→ Extracted material:

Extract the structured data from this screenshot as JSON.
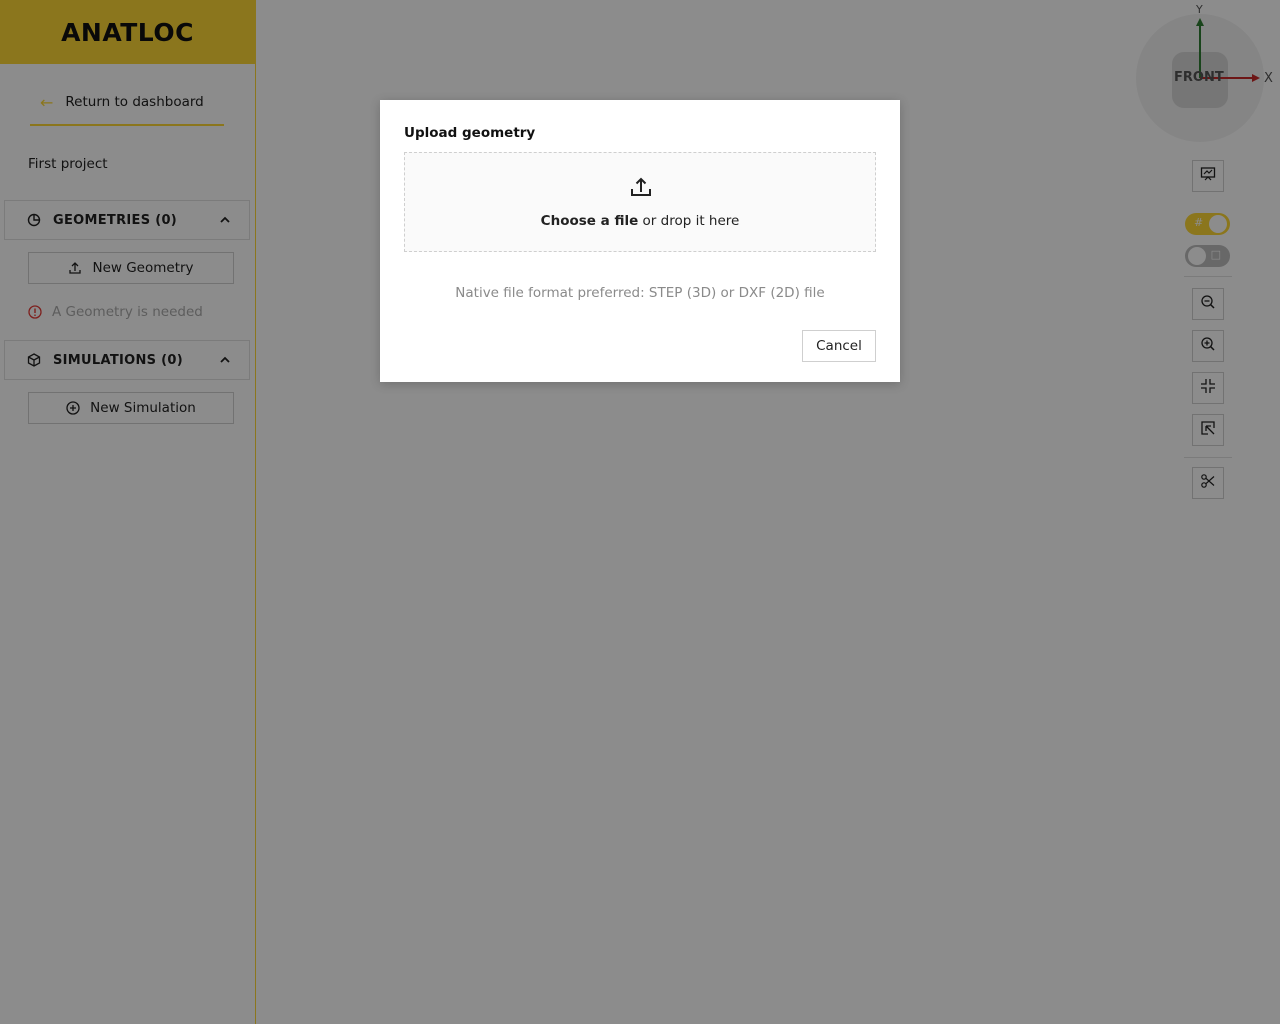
{
  "app": {
    "logo": "ANATLOC",
    "brand_color": "#fdd835"
  },
  "sidebar": {
    "back_label": "Return to dashboard",
    "project_name": "First project",
    "geometries": {
      "title": "GEOMETRIES (0)",
      "new_button": "New Geometry",
      "warning": "A Geometry is needed"
    },
    "simulations": {
      "title": "SIMULATIONS (0)",
      "new_button": "New Simulation"
    }
  },
  "viewer": {
    "cube": {
      "face": "FRONT",
      "axis_y": "Y",
      "axis_x": "X"
    },
    "toggle_grid": {
      "glyph": "#",
      "on": true
    },
    "toggle_box": {
      "glyph": "□",
      "on": false
    },
    "tools": [
      "present-icon",
      "zoom-out-icon",
      "zoom-in-icon",
      "fit-view-icon",
      "select-region-icon",
      "cut-icon"
    ]
  },
  "modal": {
    "title": "Upload geometry",
    "dropzone_strong": "Choose a file",
    "dropzone_rest": " or drop it here",
    "hint": "Native file format preferred: STEP (3D) or DXF (2D) file",
    "cancel": "Cancel"
  }
}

→ Exercise description: Every line above should be repeated exactly; pictures stay out of the copy.

→ Exercise solution:
Extract the structured data from this screenshot as JSON.
{
  "app": {
    "logo": "ANATLOC",
    "brand_color": "#fdd835"
  },
  "sidebar": {
    "back_label": "Return to dashboard",
    "project_name": "First project",
    "geometries": {
      "title": "GEOMETRIES (0)",
      "new_button": "New Geometry",
      "warning": "A Geometry is needed"
    },
    "simulations": {
      "title": "SIMULATIONS (0)",
      "new_button": "New Simulation"
    }
  },
  "viewer": {
    "cube": {
      "face": "FRONT",
      "axis_y": "Y",
      "axis_x": "X"
    },
    "toggle_grid": {
      "glyph": "#",
      "on": true
    },
    "toggle_box": {
      "glyph": "□",
      "on": false
    },
    "tools": [
      "present-icon",
      "zoom-out-icon",
      "zoom-in-icon",
      "fit-view-icon",
      "select-region-icon",
      "cut-icon"
    ]
  },
  "modal": {
    "title": "Upload geometry",
    "dropzone_strong": "Choose a file",
    "dropzone_rest": " or drop it here",
    "hint": "Native file format preferred: STEP (3D) or DXF (2D) file",
    "cancel": "Cancel"
  }
}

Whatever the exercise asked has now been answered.